**Task directions**
Every record that follows should be printed verbatim.

[Dataset entries]
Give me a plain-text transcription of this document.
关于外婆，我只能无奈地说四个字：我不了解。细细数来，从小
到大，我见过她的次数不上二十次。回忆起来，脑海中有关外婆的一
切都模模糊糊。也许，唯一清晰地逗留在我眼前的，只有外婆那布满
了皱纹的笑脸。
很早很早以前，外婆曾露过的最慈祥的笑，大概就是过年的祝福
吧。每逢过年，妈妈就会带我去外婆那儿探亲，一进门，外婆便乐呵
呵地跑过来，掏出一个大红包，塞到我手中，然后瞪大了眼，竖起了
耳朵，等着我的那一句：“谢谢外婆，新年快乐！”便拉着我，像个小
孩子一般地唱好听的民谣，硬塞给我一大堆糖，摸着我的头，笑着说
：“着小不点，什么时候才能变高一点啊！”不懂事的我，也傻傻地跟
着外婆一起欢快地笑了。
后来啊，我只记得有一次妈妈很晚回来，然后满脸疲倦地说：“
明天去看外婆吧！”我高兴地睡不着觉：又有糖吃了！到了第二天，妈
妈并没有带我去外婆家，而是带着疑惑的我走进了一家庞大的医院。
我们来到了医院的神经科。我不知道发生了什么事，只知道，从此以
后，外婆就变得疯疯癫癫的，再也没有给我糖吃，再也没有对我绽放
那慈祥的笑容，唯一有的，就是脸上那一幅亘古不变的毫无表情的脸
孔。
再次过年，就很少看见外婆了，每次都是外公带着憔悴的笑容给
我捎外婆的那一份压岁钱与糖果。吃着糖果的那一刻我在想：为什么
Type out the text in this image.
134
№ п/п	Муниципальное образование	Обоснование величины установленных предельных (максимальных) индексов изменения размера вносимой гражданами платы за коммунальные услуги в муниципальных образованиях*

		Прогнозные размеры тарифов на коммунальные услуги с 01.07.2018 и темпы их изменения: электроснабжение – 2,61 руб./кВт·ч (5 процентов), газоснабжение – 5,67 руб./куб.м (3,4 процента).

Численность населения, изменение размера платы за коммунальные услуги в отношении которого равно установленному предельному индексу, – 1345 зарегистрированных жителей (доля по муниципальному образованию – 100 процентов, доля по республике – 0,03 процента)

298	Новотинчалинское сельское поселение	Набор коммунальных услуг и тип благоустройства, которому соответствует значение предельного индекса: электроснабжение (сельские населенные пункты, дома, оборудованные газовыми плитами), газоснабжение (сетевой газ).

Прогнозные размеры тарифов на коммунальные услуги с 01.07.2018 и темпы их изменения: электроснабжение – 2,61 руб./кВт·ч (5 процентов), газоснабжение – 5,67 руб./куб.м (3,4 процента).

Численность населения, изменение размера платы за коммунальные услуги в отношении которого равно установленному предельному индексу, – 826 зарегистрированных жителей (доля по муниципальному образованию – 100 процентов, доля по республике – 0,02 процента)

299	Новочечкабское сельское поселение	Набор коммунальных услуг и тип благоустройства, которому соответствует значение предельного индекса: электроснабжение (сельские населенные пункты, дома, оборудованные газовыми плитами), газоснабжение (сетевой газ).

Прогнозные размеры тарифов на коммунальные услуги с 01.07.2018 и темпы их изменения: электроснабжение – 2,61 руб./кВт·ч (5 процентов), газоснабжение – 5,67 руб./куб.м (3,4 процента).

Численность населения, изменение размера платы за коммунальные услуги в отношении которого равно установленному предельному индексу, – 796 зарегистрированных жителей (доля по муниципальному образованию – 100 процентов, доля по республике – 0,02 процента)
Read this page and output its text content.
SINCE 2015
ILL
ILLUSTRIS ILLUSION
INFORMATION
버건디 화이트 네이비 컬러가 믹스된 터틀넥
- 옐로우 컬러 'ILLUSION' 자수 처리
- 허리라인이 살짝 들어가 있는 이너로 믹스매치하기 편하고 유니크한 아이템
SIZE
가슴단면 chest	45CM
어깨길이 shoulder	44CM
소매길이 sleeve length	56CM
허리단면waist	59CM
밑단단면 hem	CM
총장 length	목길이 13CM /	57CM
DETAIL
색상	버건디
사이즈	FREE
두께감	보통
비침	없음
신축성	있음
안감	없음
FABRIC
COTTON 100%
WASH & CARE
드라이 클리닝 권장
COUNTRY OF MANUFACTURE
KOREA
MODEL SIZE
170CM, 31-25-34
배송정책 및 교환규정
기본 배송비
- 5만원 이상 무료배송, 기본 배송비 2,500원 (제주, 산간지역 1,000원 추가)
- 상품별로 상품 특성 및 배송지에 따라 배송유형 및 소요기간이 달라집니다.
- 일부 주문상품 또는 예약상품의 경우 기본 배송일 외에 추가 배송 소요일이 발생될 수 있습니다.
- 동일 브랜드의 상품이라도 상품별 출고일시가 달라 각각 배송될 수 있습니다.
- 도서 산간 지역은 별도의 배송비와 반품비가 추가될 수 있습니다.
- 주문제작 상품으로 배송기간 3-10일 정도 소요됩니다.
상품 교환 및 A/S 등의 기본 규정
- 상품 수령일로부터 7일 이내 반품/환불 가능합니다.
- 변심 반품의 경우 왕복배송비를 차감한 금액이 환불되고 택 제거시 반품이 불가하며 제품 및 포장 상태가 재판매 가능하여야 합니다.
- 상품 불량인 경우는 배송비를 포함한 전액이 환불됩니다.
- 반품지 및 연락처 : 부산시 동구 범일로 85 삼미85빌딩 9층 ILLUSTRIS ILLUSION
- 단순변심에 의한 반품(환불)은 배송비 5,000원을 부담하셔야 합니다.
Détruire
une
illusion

**Written response**
Give me a plain-text transcription of this document.
关于外婆，我只能无奈地说四个字：我不了解。细细数来，从小
到大，我见过她的次数不上二十次。回忆起来，脑海中有关外婆的一
切都模模糊糊。也许，唯一清晰地逗留在我眼前的，只有外婆那布满
了皱纹的笑脸。
很早很早以前，外婆曾露过的最慈祥的笑，大概就是过年的祝福
吧。每逢过年，妈妈就会带我去外婆那儿探亲，一进门，外婆便乐呵
呵地跑过来，掏出一个大红包，塞到我手中，然后瞪大了眼，竖起了
耳朵，等着我的那一句：“谢谢外婆，新年快乐！”便拉着我，像个小
孩子一般地唱好听的民谣，硬塞给我一大堆糖，摸着我的头，笑着说
：“着小不点，什么时候才能变高一点啊！”不懂事的我，也傻傻地跟
着外婆一起欢快地笑了。
后来啊，我只记得有一次妈妈很晚回来，然后满脸疲倦地说：“
明天去看外婆吧！”我高兴地睡不着觉：又有糖吃了！到了第二天，妈
妈并没有带我去外婆家，而是带着疑惑的我走进了一家庞大的医院。
我们来到了医院的神经科。我不知道发生了什么事，只知道，从此以
后，外婆就变得疯疯癫癫的，再也没有给我糖吃，再也没有对我绽放
那慈祥的笑容，唯一有的，就是脸上那一幅亘古不变的毫无表情的脸
孔。
再次过年，就很少看见外婆了，每次都是外公带着憔悴的笑容给
我捎外婆的那一份压岁钱与糖果。吃着糖果的那一刻我在想：为什么
Type out the text in this image.
134
№ п/п	Муниципальное образование	Обоснование величины установленных предельных (максимальных) индексов изменения размера вносимой гражданами платы за коммунальные услуги в муниципальных образованиях*

		Прогнозные размеры тарифов на коммунальные услуги с 01.07.2018 и темпы их изменения: электроснабжение – 2,61 руб./кВт·ч (5 процентов), газоснабжение – 5,67 руб./куб.м (3,4 процента).

Численность населения, изменение размера платы за коммунальные услуги в отношении которого равно установленному предельному индексу, – 1345 зарегистрированных жителей (доля по муниципальному образованию – 100 процентов, доля по республике – 0,03 процента)

298	Новотинчалинское сельское поселение	Набор коммунальных услуг и тип благоустройства, которому соответствует значение предельного индекса: электроснабжение (сельские населенные пункты, дома, оборудованные газовыми плитами), газоснабжение (сетевой газ).

Прогнозные размеры тарифов на коммунальные услуги с 01.07.2018 и темпы их изменения: электроснабжение – 2,61 руб./кВт·ч (5 процентов), газоснабжение – 5,67 руб./куб.м (3,4 процента).

Численность населения, изменение размера платы за коммунальные услуги в отношении которого равно установленному предельному индексу, – 826 зарегистрированных жителей (доля по муниципальному образованию – 100 процентов, доля по республике – 0,02 процента)

299	Новочечкабское сельское поселение	Набор коммунальных услуг и тип благоустройства, которому соответствует значение предельного индекса: электроснабжение (сельские населенные пункты, дома, оборудованные газовыми плитами), газоснабжение (сетевой газ).

Прогнозные размеры тарифов на коммунальные услуги с 01.07.2018 и темпы их изменения: электроснабжение – 2,61 руб./кВт·ч (5 процентов), газоснабжение – 5,67 руб./куб.м (3,4 процента).

Численность населения, изменение размера платы за коммунальные услуги в отношении которого равно установленному предельному индексу, – 796 зарегистрированных жителей (доля по муниципальному образованию – 100 процентов, доля по республике – 0,02 процента)
Read this page and output its text content.
SINCE 2015
ILL
ILLUSTRIS ILLUSION
INFORMATION
버건디 화이트 네이비 컬러가 믹스된 터틀넥
- 옐로우 컬러 'ILLUSION' 자수 처리
- 허리라인이 살짝 들어가 있는 이너로 믹스매치하기 편하고 유니크한 아이템
SIZE
가슴단면 chest	45CM
어깨길이 shoulder	44CM
소매길이 sleeve length	56CM
허리단면waist	59CM
밑단단면 hem	CM
총장 length	목길이 13CM /	57CM
DETAIL
색상	버건디
사이즈	FREE
두께감	보통
비침	없음
신축성	있음
안감	없음
FABRIC
COTTON 100%
WASH & CARE
드라이 클리닝 권장
COUNTRY OF MANUFACTURE
KOREA
MODEL SIZE
170CM, 31-25-34
배송정책 및 교환규정
기본 배송비
- 5만원 이상 무료배송, 기본 배송비 2,500원 (제주, 산간지역 1,000원 추가)
- 상품별로 상품 특성 및 배송지에 따라 배송유형 및 소요기간이 달라집니다.
- 일부 주문상품 또는 예약상품의 경우 기본 배송일 외에 추가 배송 소요일이 발생될 수 있습니다.
- 동일 브랜드의 상품이라도 상품별 출고일시가 달라 각각 배송될 수 있습니다.
- 도서 산간 지역은 별도의 배송비와 반품비가 추가될 수 있습니다.
- 주문제작 상품으로 배송기간 3-10일 정도 소요됩니다.
상품 교환 및 A/S 등의 기본 규정
- 상품 수령일로부터 7일 이내 반품/환불 가능합니다.
- 변심 반품의 경우 왕복배송비를 차감한 금액이 환불되고 택 제거시 반품이 불가하며 제품 및 포장 상태가 재판매 가능하여야 합니다.
- 상품 불량인 경우는 배송비를 포함한 전액이 환불됩니다.
- 반품지 및 연락처 : 부산시 동구 범일로 85 삼미85빌딩 9층 ILLUSTRIS ILLUSION
- 단순변심에 의한 반품(환불)은 배송비 5,000원을 부담하셔야 합니다.
Détruire
une
illusion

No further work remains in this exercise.